TRY IT: Each line of the data must be copied exactly.

DATA PROVIDED:
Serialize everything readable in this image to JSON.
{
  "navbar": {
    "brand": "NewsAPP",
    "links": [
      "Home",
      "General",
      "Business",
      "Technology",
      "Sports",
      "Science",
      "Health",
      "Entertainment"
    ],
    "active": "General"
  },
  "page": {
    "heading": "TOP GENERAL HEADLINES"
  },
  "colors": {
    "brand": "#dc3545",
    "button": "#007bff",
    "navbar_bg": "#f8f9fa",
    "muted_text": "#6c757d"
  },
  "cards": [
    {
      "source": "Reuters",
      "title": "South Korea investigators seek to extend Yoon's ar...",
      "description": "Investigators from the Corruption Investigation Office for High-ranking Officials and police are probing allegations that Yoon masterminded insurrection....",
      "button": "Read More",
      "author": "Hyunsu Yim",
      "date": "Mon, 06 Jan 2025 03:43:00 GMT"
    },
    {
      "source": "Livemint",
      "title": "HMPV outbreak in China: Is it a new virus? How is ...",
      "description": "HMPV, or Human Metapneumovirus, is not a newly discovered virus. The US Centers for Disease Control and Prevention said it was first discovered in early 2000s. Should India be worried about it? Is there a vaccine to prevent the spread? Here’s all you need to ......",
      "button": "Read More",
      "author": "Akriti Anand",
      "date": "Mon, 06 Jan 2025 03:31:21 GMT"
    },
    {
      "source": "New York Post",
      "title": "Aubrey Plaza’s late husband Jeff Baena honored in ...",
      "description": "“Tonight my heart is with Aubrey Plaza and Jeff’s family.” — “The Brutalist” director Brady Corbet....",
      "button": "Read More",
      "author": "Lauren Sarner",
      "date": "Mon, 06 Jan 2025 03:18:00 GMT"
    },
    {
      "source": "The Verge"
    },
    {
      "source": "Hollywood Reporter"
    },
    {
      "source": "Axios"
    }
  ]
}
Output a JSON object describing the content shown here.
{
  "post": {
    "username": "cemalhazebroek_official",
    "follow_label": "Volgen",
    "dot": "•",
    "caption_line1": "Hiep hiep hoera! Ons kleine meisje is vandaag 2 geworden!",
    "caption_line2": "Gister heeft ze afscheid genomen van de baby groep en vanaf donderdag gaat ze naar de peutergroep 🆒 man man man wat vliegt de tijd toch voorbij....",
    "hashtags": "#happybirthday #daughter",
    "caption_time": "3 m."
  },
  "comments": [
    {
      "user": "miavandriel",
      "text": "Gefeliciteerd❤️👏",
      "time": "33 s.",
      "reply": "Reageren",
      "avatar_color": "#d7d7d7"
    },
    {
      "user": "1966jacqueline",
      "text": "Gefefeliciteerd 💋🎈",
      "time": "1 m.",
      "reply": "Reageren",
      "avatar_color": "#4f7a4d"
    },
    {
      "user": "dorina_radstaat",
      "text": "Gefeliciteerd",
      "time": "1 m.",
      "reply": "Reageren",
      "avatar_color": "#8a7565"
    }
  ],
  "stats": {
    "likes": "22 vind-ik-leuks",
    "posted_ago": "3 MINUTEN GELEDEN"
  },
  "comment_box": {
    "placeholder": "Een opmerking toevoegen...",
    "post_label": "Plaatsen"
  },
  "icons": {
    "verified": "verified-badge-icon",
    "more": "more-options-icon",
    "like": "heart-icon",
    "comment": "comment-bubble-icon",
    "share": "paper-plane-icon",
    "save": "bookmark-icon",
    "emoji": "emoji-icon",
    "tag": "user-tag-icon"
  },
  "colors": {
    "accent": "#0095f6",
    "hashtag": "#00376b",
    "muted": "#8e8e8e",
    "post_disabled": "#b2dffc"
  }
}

SOLUTION FOR THIS TASK:
Serialize everything readable in this image to JSON.
{
  "navbar": {
    "brand": "NewsAPP",
    "links": [
      "Home",
      "General",
      "Business",
      "Technology",
      "Sports",
      "Science",
      "Health",
      "Entertainment"
    ],
    "active": "General"
  },
  "page": {
    "heading": "TOP GENERAL HEADLINES"
  },
  "colors": {
    "brand": "#dc3545",
    "button": "#007bff",
    "navbar_bg": "#f8f9fa",
    "muted_text": "#6c757d"
  },
  "cards": [
    {
      "source": "Reuters",
      "title": "South Korea investigators seek to extend Yoon's ar...",
      "description": "Investigators from the Corruption Investigation Office for High-ranking Officials and police are probing allegations that Yoon masterminded insurrection....",
      "button": "Read More",
      "author": "Hyunsu Yim",
      "date": "Mon, 06 Jan 2025 03:43:00 GMT"
    },
    {
      "source": "Livemint",
      "title": "HMPV outbreak in China: Is it a new virus? How is ...",
      "description": "HMPV, or Human Metapneumovirus, is not a newly discovered virus. The US Centers for Disease Control and Prevention said it was first discovered in early 2000s. Should India be worried about it? Is there a vaccine to prevent the spread? Here’s all you need to ......",
      "button": "Read More",
      "author": "Akriti Anand",
      "date": "Mon, 06 Jan 2025 03:31:21 GMT"
    },
    {
      "source": "New York Post",
      "title": "Aubrey Plaza’s late husband Jeff Baena honored in ...",
      "description": "“Tonight my heart is with Aubrey Plaza and Jeff’s family.” — “The Brutalist” director Brady Corbet....",
      "button": "Read More",
      "author": "Lauren Sarner",
      "date": "Mon, 06 Jan 2025 03:18:00 GMT"
    },
    {
      "source": "The Verge"
    },
    {
      "source": "Hollywood Reporter"
    },
    {
      "source": "Axios"
    }
  ]
}
Output a JSON object describing the content shown here.
{
  "post": {
    "username": "cemalhazebroek_official",
    "follow_label": "Volgen",
    "dot": "•",
    "caption_line1": "Hiep hiep hoera! Ons kleine meisje is vandaag 2 geworden!",
    "caption_line2": "Gister heeft ze afscheid genomen van de baby groep en vanaf donderdag gaat ze naar de peutergroep 🆒 man man man wat vliegt de tijd toch voorbij....",
    "hashtags": "#happybirthday #daughter",
    "caption_time": "3 m."
  },
  "comments": [
    {
      "user": "miavandriel",
      "text": "Gefeliciteerd❤️👏",
      "time": "33 s.",
      "reply": "Reageren",
      "avatar_color": "#d7d7d7"
    },
    {
      "user": "1966jacqueline",
      "text": "Gefefeliciteerd 💋🎈",
      "time": "1 m.",
      "reply": "Reageren",
      "avatar_color": "#4f7a4d"
    },
    {
      "user": "dorina_radstaat",
      "text": "Gefeliciteerd",
      "time": "1 m.",
      "reply": "Reageren",
      "avatar_color": "#8a7565"
    }
  ],
  "stats": {
    "likes": "22 vind-ik-leuks",
    "posted_ago": "3 MINUTEN GELEDEN"
  },
  "comment_box": {
    "placeholder": "Een opmerking toevoegen...",
    "post_label": "Plaatsen"
  },
  "icons": {
    "verified": "verified-badge-icon",
    "more": "more-options-icon",
    "like": "heart-icon",
    "comment": "comment-bubble-icon",
    "share": "paper-plane-icon",
    "save": "bookmark-icon",
    "emoji": "emoji-icon",
    "tag": "user-tag-icon"
  },
  "colors": {
    "accent": "#0095f6",
    "hashtag": "#00376b",
    "muted": "#8e8e8e",
    "post_disabled": "#b2dffc"
  }
}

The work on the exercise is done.